GIVEN EXERCISE:
Tally all lines containing the word "kompaniyaning". Give the number alone.

(Part of a data file)

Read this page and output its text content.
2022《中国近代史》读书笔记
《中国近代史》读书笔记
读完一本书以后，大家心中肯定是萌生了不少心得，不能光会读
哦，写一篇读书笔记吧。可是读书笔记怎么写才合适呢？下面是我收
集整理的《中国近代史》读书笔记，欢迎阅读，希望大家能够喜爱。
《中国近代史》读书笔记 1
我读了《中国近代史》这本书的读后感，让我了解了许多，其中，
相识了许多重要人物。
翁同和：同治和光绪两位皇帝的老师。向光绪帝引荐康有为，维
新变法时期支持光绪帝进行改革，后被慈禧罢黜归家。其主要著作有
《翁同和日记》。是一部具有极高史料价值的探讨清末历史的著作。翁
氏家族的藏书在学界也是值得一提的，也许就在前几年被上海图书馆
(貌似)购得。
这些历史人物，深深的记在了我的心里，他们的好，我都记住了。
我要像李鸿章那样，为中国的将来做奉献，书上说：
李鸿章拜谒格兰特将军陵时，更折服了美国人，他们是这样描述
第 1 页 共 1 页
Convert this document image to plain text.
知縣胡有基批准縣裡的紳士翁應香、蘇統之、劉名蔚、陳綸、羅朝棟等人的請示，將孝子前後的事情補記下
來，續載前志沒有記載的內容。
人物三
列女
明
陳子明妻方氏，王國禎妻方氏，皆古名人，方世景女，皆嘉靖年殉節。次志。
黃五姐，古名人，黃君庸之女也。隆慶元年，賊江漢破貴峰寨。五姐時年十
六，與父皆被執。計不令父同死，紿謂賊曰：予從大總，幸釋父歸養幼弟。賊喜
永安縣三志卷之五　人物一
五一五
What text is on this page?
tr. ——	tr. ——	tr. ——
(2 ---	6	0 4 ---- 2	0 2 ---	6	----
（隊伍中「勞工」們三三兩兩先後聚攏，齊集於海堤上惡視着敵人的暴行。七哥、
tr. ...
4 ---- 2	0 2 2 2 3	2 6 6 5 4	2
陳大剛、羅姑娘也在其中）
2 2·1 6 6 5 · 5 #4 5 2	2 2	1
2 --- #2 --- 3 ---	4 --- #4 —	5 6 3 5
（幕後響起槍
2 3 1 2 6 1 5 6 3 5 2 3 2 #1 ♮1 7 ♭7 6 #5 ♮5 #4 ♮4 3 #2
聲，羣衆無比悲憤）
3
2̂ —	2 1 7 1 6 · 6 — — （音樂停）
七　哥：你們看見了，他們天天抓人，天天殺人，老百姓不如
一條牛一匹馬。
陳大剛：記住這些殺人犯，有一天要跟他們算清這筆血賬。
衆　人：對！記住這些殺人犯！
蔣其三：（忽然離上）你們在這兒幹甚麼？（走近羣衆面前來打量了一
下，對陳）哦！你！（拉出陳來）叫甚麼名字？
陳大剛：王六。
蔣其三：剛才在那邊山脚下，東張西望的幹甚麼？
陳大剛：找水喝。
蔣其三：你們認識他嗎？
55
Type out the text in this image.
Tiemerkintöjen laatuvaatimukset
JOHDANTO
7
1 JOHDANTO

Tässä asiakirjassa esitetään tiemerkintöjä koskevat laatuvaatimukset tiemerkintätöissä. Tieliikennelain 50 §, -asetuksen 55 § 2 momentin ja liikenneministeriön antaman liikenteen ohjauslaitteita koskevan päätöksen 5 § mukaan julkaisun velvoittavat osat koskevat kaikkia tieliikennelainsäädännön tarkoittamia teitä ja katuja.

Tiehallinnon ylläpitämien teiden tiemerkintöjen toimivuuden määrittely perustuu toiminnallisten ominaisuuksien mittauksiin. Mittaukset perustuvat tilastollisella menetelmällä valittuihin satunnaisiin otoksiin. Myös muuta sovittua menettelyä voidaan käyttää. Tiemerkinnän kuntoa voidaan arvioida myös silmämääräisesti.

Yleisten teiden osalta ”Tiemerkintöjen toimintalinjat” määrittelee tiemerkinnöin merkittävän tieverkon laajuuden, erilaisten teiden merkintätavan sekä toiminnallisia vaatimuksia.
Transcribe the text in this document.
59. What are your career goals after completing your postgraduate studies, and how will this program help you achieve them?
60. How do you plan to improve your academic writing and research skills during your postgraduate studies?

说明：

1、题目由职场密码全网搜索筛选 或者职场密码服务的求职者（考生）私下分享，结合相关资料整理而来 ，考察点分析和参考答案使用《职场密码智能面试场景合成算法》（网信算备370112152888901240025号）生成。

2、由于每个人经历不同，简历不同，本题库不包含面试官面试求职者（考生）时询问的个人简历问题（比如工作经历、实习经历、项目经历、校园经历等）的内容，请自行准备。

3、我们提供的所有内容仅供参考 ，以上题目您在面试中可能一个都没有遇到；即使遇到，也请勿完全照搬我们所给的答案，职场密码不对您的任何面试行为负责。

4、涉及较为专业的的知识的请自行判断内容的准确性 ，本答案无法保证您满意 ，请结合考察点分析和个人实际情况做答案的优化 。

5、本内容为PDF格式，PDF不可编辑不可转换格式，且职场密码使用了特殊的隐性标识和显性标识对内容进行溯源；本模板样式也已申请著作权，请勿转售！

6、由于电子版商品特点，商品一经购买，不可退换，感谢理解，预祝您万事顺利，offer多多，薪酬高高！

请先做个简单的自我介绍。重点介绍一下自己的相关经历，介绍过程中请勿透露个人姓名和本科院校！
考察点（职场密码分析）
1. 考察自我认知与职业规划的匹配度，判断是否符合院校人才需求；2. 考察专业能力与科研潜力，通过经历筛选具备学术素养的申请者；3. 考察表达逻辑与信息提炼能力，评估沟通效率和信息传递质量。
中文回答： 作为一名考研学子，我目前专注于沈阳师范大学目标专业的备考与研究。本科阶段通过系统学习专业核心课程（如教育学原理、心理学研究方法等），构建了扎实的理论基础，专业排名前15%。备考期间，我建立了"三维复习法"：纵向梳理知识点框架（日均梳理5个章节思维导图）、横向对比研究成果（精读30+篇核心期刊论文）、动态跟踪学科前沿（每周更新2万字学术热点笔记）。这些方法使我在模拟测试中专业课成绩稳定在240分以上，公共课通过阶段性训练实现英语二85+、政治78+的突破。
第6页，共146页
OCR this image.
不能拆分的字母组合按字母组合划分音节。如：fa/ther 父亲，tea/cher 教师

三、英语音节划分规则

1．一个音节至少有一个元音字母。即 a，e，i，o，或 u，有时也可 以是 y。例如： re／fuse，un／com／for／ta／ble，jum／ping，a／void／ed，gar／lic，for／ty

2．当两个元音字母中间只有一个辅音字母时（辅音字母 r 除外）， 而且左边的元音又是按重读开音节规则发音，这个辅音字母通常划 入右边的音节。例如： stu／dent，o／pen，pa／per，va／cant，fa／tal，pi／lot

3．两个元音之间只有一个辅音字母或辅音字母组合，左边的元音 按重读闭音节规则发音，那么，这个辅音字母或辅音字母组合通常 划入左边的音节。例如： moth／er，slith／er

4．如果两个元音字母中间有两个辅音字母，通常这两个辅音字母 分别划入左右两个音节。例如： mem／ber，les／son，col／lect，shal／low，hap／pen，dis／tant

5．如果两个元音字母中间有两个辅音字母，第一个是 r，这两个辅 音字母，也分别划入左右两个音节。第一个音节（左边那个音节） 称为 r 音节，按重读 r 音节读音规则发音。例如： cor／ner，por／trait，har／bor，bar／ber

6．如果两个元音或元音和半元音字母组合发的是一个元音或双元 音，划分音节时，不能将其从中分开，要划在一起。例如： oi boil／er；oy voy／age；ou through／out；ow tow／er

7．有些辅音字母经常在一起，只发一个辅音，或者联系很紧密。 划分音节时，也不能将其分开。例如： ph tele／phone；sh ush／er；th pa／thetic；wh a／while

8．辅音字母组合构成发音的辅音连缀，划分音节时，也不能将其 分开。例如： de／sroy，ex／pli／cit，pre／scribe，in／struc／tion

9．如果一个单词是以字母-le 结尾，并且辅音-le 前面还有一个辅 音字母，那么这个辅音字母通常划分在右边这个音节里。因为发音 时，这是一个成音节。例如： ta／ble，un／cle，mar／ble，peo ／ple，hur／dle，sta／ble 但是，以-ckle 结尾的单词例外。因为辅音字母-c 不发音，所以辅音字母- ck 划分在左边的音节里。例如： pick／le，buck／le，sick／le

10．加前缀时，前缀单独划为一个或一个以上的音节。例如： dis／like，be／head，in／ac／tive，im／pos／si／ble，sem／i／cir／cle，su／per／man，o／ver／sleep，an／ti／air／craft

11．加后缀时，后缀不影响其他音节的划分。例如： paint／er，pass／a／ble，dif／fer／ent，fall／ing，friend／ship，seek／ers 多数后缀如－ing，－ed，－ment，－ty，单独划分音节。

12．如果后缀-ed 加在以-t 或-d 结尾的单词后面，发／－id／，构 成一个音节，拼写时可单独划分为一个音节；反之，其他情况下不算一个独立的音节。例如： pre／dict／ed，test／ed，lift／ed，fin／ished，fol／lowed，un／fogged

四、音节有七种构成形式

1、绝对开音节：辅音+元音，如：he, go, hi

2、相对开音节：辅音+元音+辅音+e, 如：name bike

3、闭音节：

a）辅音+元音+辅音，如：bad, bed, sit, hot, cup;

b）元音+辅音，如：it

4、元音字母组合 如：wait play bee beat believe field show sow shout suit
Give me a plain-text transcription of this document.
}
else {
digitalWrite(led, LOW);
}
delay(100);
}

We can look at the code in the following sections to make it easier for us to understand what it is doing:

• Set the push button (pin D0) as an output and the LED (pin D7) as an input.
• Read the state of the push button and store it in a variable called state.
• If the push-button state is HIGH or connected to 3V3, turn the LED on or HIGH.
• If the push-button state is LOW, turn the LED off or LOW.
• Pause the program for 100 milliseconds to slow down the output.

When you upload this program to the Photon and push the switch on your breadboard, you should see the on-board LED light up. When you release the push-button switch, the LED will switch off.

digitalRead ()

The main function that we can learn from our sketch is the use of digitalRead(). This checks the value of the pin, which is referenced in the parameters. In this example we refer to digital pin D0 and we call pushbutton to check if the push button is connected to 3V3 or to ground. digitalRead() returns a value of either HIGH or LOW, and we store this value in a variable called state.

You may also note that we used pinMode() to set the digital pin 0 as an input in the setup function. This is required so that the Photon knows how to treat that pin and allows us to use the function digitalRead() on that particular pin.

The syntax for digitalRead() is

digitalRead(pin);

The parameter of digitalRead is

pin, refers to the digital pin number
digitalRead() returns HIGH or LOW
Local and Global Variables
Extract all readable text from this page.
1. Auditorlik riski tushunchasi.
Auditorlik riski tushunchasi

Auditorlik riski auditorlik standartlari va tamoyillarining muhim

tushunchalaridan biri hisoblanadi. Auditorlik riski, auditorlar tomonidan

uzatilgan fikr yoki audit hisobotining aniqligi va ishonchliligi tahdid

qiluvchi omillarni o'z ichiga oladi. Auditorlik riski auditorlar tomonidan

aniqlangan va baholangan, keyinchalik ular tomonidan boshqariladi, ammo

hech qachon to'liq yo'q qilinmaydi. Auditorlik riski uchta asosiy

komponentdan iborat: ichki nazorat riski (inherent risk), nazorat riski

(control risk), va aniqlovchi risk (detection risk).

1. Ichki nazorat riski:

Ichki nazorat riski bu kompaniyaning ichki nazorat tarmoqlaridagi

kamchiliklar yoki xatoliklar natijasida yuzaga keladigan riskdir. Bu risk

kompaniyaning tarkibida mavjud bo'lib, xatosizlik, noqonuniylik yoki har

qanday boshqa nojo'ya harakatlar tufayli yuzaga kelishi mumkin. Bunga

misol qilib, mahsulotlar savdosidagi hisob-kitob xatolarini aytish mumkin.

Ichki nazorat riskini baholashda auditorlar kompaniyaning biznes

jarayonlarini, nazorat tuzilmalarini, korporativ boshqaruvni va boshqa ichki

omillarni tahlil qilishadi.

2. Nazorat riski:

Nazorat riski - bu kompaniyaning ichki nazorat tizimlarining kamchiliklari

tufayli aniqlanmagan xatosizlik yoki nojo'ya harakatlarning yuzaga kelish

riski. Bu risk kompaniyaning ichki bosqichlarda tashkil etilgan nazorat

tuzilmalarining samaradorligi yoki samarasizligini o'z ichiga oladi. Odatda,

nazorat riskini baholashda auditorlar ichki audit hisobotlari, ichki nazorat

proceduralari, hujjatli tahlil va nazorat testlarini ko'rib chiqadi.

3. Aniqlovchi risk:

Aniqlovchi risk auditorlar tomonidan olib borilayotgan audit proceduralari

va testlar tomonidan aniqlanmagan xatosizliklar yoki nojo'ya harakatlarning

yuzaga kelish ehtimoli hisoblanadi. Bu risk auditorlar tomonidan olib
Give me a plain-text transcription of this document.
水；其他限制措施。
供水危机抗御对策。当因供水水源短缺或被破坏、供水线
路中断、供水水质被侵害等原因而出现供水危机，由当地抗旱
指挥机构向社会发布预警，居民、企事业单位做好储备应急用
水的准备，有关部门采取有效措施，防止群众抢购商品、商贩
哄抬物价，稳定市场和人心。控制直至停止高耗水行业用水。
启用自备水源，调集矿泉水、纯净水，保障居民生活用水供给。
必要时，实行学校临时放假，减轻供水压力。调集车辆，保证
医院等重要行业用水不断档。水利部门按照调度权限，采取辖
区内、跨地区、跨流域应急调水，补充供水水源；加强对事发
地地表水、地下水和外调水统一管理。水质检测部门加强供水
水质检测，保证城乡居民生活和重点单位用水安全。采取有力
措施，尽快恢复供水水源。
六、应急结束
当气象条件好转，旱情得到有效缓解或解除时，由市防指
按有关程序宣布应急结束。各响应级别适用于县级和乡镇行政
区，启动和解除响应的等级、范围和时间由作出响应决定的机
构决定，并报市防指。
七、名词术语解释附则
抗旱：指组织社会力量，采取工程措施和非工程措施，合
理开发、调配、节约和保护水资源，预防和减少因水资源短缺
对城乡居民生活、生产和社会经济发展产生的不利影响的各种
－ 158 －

RESPONSE TO THE EXERCISE:
5